_Written task:_ Without including any images, repeat the data exactly.

Start Entries supplied

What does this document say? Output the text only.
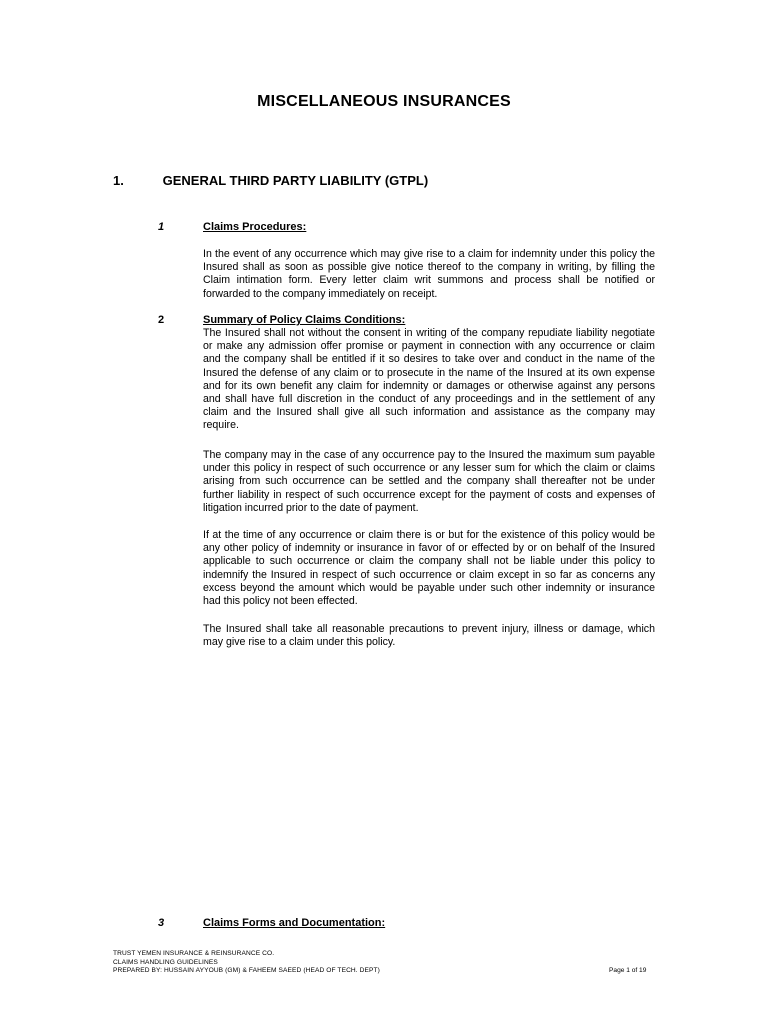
MISCELLANEOUS INSURANCES
1.	GENERAL THIRD PARTY LIABILITY (GTPL)
1	Claims Procedures:

In the event of any occurrence which may give rise to a claim for indemnity under this policy the Insured shall as soon as possible give notice thereof to the company in writing, by filling the Claim intimation form. Every letter claim writ summons and process shall be notified or forwarded to the company immediately on receipt.

2	Summary of Policy Claims Conditions:

The Insured shall not without the consent in writing of the company repudiate liability negotiate or make any admission offer promise or payment in connection with any occurrence or claim and the company shall be entitled if it so desires to take over and conduct in the name of the Insured the defense of any claim or to prosecute in the name of the Insured at its own expense and for its own benefit any claim for indemnity or damages or otherwise against any persons and shall have full discretion in the conduct of any proceedings and in the settlement of any claim and the Insured shall give all such information and assistance as the company may require.

The company may in the case of any occurrence pay to the Insured the maximum sum payable under this policy in respect of such occurrence or any lesser sum for which the claim or claims arising from such occurrence can be settled and the company shall thereafter not be under further liability in respect of such occurrence except for the payment of costs and expenses of litigation incurred prior to the date of payment.

If at the time of any occurrence or claim there is or but for the existence of this policy would be any other policy of indemnity or insurance in favor of or effected by or on behalf of the Insured applicable to such occurrence or claim the company shall not be liable under this policy to indemnify the Insured in respect of such occurrence or claim except in so far as concerns any excess beyond the amount which would be payable under such other indemnity or insurance had this policy not been effected.

The Insured shall take all reasonable precautions to prevent injury, illness or damage, which may give rise to a claim under this policy.

3	Claims Forms and Documentation:
TRUST YEMEN INSURANCE & REINSURANCE CO.
CLAIMS HANDLING GUIDELINES
PREPARED BY: HUSSAIN AYYOUB (GM) & FAHEEM SAEED (HEAD OF TECH. DEPT)	Page 1 of 19
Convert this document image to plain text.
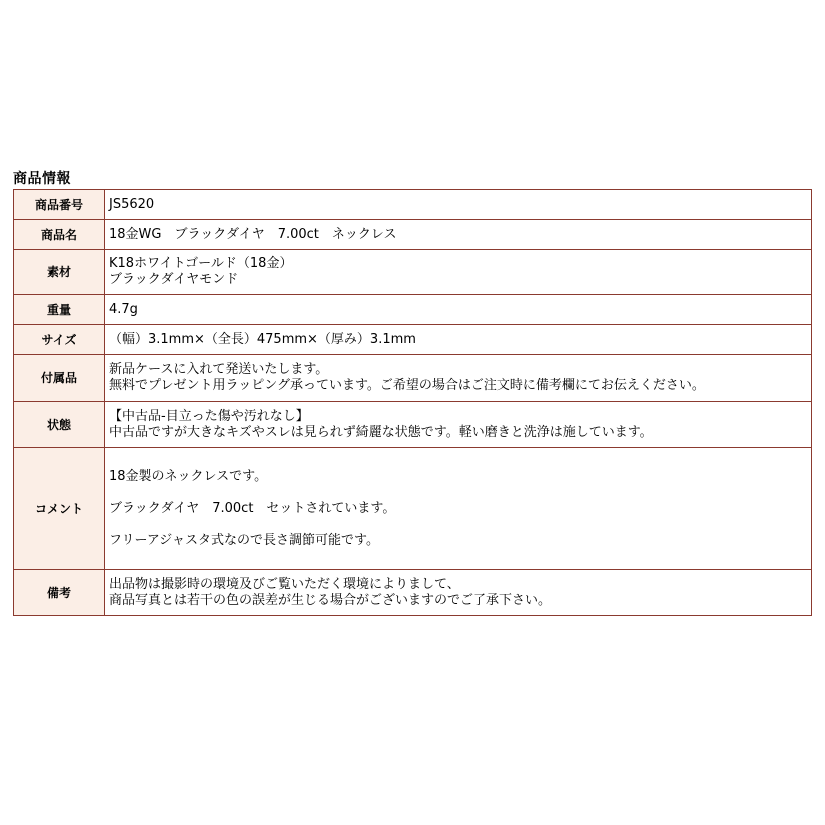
商品情報
商品番号	JS5620
商品名	18金WG　ブラックダイヤ　7.00ct　ネックレス
素材	K18ホワイトゴールド（18金）
ブラックダイヤモンド

重量	4.7g
サイズ	（幅）3.1mm×（全長）475mm×（厚み）3.1mm
付属品	新品ケースに入れて発送いたします。
無料でプレゼント用ラッピング承っています。ご希望の場合はご注文時に備考欄にてお伝えください。

状態	【中古品-目立った傷や汚れなし】
中古品ですが大きなキズやスレは見られず綺麗な状態です。軽い磨きと洗浄は施しています。

コメント	18金製のネックレスです。
ブラックダイヤ　7.00ct　セットされています。
フリーアジャスタ式なので長さ調節可能です。

備考	出品物は撮影時の環境及びご覧いただく環境によりまして、
商品写真とは若干の色の誤差が生じる場合がございますのでご了承下さい。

End Entries supplied

_Solved problem:_
What does this document say? Output the text only.
MISCELLANEOUS INSURANCES
1.	GENERAL THIRD PARTY LIABILITY (GTPL)
1	Claims Procedures:

In the event of any occurrence which may give rise to a claim for indemnity under this policy the Insured shall as soon as possible give notice thereof to the company in writing, by filling the Claim intimation form. Every letter claim writ summons and process shall be notified or forwarded to the company immediately on receipt.

2	Summary of Policy Claims Conditions:

The Insured shall not without the consent in writing of the company repudiate liability negotiate or make any admission offer promise or payment in connection with any occurrence or claim and the company shall be entitled if it so desires to take over and conduct in the name of the Insured the defense of any claim or to prosecute in the name of the Insured at its own expense and for its own benefit any claim for indemnity or damages or otherwise against any persons and shall have full discretion in the conduct of any proceedings and in the settlement of any claim and the Insured shall give all such information and assistance as the company may require.

The company may in the case of any occurrence pay to the Insured the maximum sum payable under this policy in respect of such occurrence or any lesser sum for which the claim or claims arising from such occurrence can be settled and the company shall thereafter not be under further liability in respect of such occurrence except for the payment of costs and expenses of litigation incurred prior to the date of payment.

If at the time of any occurrence or claim there is or but for the existence of this policy would be any other policy of indemnity or insurance in favor of or effected by or on behalf of the Insured applicable to such occurrence or claim the company shall not be liable under this policy to indemnify the Insured in respect of such occurrence or claim except in so far as concerns any excess beyond the amount which would be payable under such other indemnity or insurance had this policy not been effected.

The Insured shall take all reasonable precautions to prevent injury, illness or damage, which may give rise to a claim under this policy.

3	Claims Forms and Documentation:
TRUST YEMEN INSURANCE & REINSURANCE CO.
CLAIMS HANDLING GUIDELINES
PREPARED BY: HUSSAIN AYYOUB (GM) & FAHEEM SAEED (HEAD OF TECH. DEPT)	Page 1 of 19
Convert this document image to plain text.
商品情報
商品番号	JS5620
商品名	18金WG　ブラックダイヤ　7.00ct　ネックレス
素材	K18ホワイトゴールド（18金）
ブラックダイヤモンド

重量	4.7g
サイズ	（幅）3.1mm×（全長）475mm×（厚み）3.1mm
付属品	新品ケースに入れて発送いたします。
無料でプレゼント用ラッピング承っています。ご希望の場合はご注文時に備考欄にてお伝えください。

状態	【中古品-目立った傷や汚れなし】
中古品ですが大きなキズやスレは見られず綺麗な状態です。軽い磨きと洗浄は施しています。

コメント	18金製のネックレスです。
ブラックダイヤ　7.00ct　セットされています。
フリーアジャスタ式なので長さ調節可能です。

備考	出品物は撮影時の環境及びご覧いただく環境によりまして、
商品写真とは若干の色の誤差が生じる場合がございますのでご了承下さい。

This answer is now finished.